Extracted information:
========================================================================
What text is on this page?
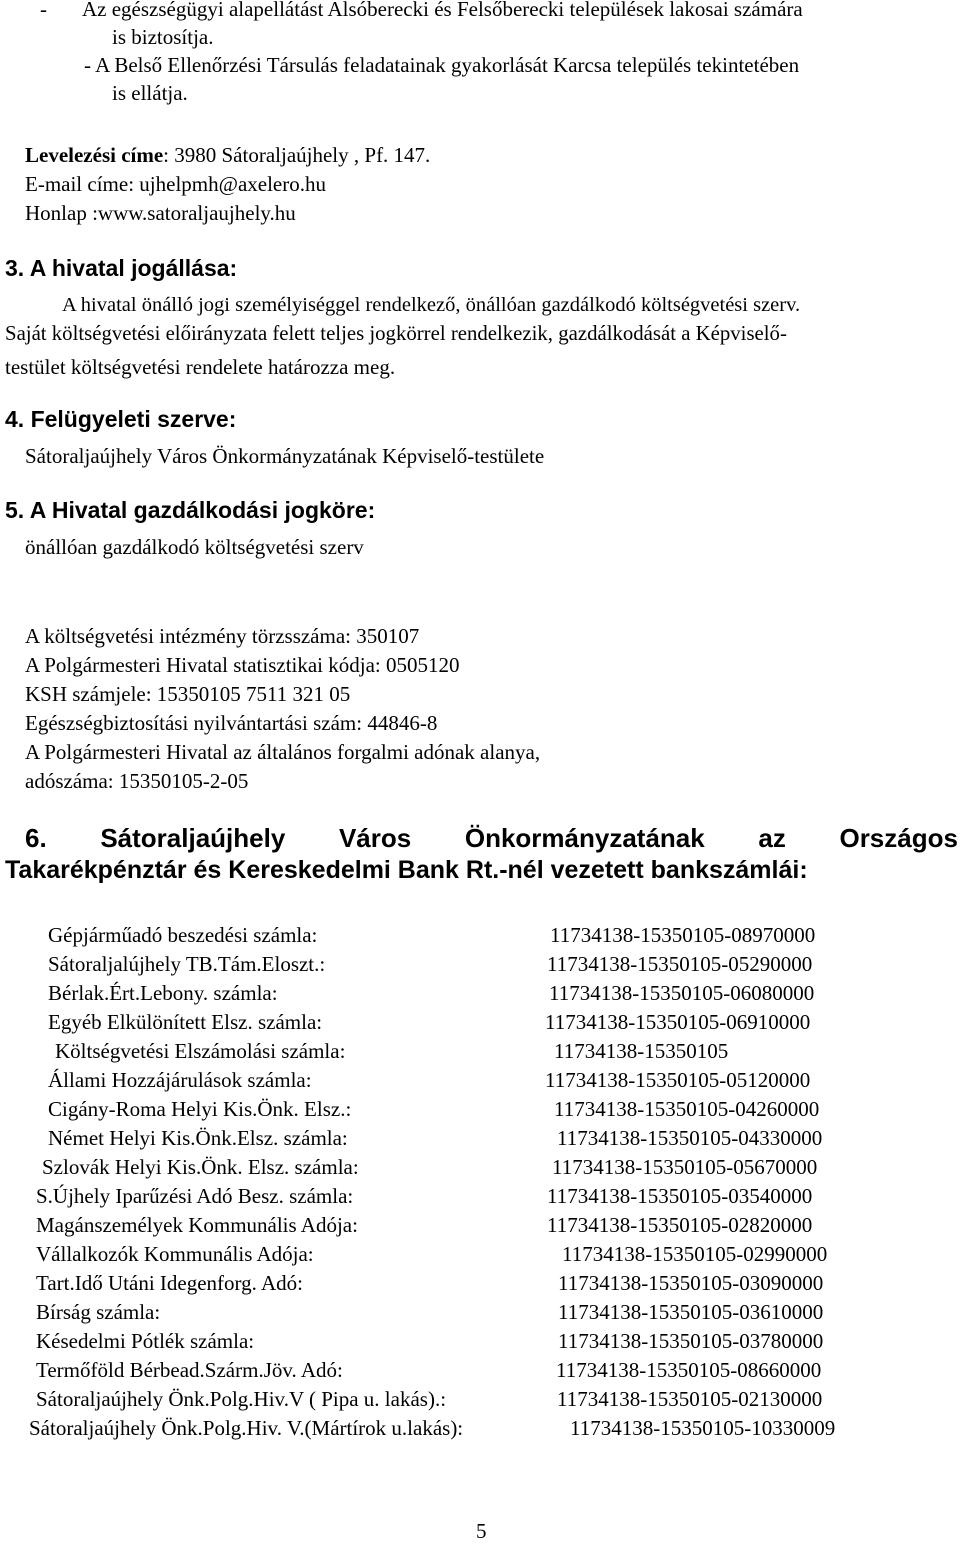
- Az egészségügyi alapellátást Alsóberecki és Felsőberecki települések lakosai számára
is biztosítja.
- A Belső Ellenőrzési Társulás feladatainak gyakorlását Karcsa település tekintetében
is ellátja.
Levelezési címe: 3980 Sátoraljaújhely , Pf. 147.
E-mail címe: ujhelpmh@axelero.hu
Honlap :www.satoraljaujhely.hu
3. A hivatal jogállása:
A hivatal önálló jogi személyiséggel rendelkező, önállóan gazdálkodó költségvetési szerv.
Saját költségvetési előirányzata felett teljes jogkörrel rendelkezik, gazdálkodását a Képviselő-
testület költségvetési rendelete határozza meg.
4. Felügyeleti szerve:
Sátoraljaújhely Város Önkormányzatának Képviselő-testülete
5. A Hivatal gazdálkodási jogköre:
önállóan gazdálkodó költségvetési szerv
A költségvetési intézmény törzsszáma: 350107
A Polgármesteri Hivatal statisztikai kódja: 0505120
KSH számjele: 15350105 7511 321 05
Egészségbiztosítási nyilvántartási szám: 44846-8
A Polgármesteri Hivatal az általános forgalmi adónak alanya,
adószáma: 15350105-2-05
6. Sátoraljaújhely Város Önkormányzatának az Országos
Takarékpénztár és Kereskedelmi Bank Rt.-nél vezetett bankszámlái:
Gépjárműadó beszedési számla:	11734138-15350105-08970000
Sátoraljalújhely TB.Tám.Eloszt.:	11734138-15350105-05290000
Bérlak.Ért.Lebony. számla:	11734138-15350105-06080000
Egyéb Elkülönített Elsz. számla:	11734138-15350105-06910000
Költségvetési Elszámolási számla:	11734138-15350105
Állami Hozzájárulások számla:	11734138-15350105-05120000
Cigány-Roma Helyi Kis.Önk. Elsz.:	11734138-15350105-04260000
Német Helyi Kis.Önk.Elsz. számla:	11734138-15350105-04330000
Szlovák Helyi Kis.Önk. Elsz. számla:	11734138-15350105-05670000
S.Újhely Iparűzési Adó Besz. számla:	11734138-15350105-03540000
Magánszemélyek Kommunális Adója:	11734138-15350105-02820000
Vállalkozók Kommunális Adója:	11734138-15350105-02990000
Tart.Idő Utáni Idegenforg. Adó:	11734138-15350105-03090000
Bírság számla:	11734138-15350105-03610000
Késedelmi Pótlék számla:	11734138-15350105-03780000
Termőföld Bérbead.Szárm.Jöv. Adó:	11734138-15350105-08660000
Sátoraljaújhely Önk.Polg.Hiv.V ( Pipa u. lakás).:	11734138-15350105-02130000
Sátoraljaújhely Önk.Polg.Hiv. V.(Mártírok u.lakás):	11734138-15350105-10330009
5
========================================================================
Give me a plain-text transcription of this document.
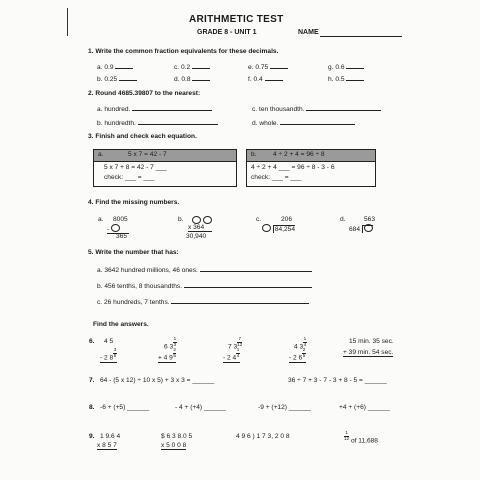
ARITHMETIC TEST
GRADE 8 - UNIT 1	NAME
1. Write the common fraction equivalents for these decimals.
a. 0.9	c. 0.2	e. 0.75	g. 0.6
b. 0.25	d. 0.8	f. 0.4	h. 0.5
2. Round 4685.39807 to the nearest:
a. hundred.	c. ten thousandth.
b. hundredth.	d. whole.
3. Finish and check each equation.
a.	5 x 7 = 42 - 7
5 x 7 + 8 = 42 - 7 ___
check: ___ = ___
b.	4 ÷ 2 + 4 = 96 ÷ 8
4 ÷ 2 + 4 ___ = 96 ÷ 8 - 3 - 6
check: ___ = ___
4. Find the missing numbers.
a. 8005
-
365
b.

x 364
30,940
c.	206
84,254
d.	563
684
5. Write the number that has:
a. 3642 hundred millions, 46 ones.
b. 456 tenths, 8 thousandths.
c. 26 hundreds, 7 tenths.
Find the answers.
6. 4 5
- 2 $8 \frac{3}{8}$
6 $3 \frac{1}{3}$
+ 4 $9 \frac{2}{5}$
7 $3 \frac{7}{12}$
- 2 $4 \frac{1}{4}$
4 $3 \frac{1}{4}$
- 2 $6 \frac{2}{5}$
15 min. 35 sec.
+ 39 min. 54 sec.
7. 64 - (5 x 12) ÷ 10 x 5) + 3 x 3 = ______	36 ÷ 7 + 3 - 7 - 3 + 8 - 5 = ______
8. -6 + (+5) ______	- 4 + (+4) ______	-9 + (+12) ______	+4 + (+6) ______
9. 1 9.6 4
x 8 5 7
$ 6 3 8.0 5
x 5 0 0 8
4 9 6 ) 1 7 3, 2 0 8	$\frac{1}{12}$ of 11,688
========================================================================
Problem to solve: Select and copy every line from the records that includes the word "Adója".

Complete answer:
Magánszemélyek Kommunális Adója:	11734138-15350105-02820000
Vállalkozók Kommunális Adója:	11734138-15350105-02990000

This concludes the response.